Input records =>
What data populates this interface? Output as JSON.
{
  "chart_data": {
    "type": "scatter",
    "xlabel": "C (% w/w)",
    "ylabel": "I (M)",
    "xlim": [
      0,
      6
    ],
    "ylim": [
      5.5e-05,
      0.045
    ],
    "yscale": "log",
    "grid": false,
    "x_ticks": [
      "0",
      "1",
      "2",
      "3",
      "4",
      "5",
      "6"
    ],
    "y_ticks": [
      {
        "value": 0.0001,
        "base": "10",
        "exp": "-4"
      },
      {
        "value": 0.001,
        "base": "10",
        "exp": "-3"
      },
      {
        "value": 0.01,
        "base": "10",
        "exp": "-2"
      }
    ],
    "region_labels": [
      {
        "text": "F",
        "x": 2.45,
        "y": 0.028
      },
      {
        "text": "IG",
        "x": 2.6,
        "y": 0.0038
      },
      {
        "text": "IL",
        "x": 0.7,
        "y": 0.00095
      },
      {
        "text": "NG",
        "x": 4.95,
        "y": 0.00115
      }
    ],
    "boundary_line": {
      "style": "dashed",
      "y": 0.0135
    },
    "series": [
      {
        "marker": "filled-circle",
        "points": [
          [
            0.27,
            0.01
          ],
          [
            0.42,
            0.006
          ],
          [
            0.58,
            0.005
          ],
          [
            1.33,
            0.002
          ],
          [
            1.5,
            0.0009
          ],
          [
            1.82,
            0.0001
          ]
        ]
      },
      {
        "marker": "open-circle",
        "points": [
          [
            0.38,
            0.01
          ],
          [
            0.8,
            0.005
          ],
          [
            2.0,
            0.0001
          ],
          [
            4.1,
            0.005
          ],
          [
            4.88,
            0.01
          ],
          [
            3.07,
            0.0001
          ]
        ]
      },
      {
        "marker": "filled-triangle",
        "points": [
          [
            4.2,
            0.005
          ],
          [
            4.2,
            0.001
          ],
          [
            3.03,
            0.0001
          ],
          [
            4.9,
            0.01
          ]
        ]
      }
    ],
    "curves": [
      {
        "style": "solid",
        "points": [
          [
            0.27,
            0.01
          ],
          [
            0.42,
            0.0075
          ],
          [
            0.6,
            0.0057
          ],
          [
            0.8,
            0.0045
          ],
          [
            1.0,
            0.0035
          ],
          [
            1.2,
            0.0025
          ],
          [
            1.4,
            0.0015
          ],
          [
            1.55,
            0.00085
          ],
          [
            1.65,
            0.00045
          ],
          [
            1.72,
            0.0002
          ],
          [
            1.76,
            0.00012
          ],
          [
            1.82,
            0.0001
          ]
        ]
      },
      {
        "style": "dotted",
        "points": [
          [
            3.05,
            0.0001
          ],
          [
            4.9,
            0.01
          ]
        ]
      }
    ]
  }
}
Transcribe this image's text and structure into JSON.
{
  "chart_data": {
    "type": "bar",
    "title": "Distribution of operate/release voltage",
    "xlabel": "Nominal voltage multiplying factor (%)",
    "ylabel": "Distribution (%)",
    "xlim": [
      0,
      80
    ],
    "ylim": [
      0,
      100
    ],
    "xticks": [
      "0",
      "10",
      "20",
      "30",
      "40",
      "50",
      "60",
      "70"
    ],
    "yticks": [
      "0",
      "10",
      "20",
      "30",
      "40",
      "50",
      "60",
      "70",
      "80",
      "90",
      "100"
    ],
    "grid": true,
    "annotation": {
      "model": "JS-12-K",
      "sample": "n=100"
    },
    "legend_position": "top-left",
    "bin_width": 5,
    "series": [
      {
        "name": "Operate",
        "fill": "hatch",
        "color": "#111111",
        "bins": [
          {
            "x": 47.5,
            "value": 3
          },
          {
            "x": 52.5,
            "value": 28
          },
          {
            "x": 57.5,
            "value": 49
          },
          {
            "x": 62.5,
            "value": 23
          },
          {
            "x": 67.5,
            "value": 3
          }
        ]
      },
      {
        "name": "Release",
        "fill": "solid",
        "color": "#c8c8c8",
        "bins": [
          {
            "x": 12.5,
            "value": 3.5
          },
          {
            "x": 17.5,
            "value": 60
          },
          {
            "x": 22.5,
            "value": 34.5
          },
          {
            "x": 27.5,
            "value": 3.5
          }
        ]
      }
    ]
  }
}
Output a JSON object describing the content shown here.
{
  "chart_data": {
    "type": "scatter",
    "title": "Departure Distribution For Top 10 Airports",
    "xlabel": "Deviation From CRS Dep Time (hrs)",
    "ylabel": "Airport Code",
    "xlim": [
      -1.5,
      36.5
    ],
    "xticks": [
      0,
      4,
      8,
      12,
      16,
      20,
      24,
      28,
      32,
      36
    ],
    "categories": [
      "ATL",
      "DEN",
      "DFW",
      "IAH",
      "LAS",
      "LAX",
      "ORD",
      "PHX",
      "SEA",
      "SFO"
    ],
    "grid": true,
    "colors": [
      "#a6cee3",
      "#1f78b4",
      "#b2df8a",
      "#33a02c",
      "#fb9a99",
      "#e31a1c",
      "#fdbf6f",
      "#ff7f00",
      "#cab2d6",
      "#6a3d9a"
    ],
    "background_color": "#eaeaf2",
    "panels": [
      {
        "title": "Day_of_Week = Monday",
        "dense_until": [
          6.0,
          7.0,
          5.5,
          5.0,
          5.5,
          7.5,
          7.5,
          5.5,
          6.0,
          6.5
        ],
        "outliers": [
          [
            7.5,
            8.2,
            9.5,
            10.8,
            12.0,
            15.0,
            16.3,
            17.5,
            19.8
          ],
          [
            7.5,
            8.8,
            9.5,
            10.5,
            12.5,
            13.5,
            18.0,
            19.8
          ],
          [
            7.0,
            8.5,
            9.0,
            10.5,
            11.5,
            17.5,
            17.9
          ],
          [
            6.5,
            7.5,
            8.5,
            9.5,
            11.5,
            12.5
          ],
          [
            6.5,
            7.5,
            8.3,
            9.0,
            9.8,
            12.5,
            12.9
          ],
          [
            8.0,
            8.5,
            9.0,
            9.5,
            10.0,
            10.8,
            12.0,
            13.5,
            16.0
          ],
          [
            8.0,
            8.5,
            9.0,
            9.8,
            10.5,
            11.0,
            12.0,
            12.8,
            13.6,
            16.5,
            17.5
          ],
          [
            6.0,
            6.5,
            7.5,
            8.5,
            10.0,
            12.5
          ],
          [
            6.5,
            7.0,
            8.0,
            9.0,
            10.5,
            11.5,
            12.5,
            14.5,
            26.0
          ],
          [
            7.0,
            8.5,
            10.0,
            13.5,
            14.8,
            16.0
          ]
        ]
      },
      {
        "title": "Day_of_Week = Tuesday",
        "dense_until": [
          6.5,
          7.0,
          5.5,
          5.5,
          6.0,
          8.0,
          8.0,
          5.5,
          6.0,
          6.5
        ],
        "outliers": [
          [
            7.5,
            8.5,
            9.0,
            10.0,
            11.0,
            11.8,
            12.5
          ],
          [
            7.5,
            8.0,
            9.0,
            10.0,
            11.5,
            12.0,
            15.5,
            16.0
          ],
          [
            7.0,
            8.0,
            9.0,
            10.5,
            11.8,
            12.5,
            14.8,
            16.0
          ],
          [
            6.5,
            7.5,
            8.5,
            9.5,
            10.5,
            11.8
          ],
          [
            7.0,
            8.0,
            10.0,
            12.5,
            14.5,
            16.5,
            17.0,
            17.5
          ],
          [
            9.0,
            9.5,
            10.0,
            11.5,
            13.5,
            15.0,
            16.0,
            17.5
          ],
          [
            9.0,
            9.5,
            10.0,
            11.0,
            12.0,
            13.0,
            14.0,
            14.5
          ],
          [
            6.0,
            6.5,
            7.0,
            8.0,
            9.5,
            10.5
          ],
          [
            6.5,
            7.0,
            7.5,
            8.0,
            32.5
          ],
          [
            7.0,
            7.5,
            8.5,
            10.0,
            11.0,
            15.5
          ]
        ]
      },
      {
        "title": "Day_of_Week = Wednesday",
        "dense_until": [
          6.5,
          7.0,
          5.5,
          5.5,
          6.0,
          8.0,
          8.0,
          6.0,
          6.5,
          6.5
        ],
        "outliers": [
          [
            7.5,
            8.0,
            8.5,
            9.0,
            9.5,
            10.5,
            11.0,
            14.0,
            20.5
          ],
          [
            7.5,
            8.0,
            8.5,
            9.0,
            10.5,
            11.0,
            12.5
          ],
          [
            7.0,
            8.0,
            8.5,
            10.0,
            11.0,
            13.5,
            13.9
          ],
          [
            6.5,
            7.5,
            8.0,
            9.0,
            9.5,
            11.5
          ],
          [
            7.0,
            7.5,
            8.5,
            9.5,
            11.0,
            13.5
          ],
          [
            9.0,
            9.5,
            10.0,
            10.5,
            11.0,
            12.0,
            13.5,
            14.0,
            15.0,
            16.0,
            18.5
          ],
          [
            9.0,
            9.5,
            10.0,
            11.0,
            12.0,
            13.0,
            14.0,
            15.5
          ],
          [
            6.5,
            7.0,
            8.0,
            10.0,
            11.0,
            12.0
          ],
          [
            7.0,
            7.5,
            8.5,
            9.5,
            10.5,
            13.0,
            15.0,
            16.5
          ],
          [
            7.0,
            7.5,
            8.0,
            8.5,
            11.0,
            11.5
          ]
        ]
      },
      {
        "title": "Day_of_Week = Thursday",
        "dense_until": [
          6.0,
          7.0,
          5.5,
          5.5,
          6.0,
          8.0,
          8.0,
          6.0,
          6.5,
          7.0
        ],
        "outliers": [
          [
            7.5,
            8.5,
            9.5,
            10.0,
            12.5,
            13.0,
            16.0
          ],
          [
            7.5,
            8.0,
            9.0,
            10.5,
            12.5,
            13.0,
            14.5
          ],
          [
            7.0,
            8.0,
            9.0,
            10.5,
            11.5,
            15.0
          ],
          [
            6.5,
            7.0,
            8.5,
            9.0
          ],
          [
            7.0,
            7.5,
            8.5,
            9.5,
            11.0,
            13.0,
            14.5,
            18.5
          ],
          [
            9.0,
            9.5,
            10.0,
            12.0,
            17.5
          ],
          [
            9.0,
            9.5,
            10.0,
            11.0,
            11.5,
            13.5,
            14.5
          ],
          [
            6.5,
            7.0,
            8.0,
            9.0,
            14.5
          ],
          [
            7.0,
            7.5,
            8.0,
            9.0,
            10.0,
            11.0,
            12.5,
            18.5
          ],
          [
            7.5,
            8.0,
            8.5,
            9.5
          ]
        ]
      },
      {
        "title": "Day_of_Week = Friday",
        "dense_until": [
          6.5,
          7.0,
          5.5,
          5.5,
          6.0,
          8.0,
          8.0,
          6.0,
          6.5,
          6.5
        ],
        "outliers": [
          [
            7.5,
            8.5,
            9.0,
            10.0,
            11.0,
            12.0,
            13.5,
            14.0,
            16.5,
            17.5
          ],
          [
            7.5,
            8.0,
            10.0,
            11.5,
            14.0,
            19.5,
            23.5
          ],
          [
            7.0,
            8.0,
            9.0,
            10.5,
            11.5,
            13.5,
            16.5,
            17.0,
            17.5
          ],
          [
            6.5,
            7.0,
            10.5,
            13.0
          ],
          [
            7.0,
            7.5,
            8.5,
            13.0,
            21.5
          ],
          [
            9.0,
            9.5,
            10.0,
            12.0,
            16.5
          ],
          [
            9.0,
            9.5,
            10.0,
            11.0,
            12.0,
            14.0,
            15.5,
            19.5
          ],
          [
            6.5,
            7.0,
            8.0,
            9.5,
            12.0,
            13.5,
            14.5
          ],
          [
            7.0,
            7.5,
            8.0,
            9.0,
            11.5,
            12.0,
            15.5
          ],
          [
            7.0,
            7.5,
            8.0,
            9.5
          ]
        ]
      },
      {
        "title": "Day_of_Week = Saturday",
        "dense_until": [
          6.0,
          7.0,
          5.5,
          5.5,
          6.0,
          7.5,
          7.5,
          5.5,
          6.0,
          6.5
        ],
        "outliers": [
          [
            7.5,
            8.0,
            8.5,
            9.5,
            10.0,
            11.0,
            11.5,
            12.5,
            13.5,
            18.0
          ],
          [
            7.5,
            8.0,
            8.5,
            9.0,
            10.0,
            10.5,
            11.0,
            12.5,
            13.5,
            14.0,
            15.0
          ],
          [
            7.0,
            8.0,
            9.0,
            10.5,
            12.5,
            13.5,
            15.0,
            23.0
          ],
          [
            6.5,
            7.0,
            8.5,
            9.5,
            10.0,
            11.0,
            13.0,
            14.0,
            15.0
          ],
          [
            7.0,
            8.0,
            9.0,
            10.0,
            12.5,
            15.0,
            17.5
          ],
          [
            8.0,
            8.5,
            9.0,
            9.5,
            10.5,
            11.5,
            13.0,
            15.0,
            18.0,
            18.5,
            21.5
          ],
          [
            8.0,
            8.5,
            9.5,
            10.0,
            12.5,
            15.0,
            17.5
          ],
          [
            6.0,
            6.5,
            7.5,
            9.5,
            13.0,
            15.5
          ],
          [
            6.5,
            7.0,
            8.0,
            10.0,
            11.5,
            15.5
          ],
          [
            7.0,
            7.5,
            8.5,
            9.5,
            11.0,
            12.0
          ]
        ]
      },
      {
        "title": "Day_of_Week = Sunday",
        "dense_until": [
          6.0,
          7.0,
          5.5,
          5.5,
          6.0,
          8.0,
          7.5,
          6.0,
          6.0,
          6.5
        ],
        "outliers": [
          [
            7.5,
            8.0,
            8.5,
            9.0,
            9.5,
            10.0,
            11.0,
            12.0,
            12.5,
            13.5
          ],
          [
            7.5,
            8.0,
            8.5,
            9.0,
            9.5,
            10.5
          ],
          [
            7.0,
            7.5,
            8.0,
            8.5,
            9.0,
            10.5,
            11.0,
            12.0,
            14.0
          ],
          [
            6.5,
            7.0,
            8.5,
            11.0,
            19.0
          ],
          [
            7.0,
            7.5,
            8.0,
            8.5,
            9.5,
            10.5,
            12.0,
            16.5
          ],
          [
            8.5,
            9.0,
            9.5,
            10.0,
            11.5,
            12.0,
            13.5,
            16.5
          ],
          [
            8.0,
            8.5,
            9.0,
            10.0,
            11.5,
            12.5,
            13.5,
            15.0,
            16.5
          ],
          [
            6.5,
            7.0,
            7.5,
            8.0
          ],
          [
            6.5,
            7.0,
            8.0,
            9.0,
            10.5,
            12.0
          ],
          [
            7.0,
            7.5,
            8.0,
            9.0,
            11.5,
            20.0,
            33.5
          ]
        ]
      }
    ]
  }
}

Stated problem =>
Copy out the lines in which the string "value" appears.

Solution for this exercise =>
        "value": 0.0001,
        "value": 0.001,
        "value": 0.01,
            "value": 3
            "value": 28
            "value": 49
            "value": 23
            "value": 3
            "value": 3.5
            "value": 60
            "value": 34.5
            "value": 3.5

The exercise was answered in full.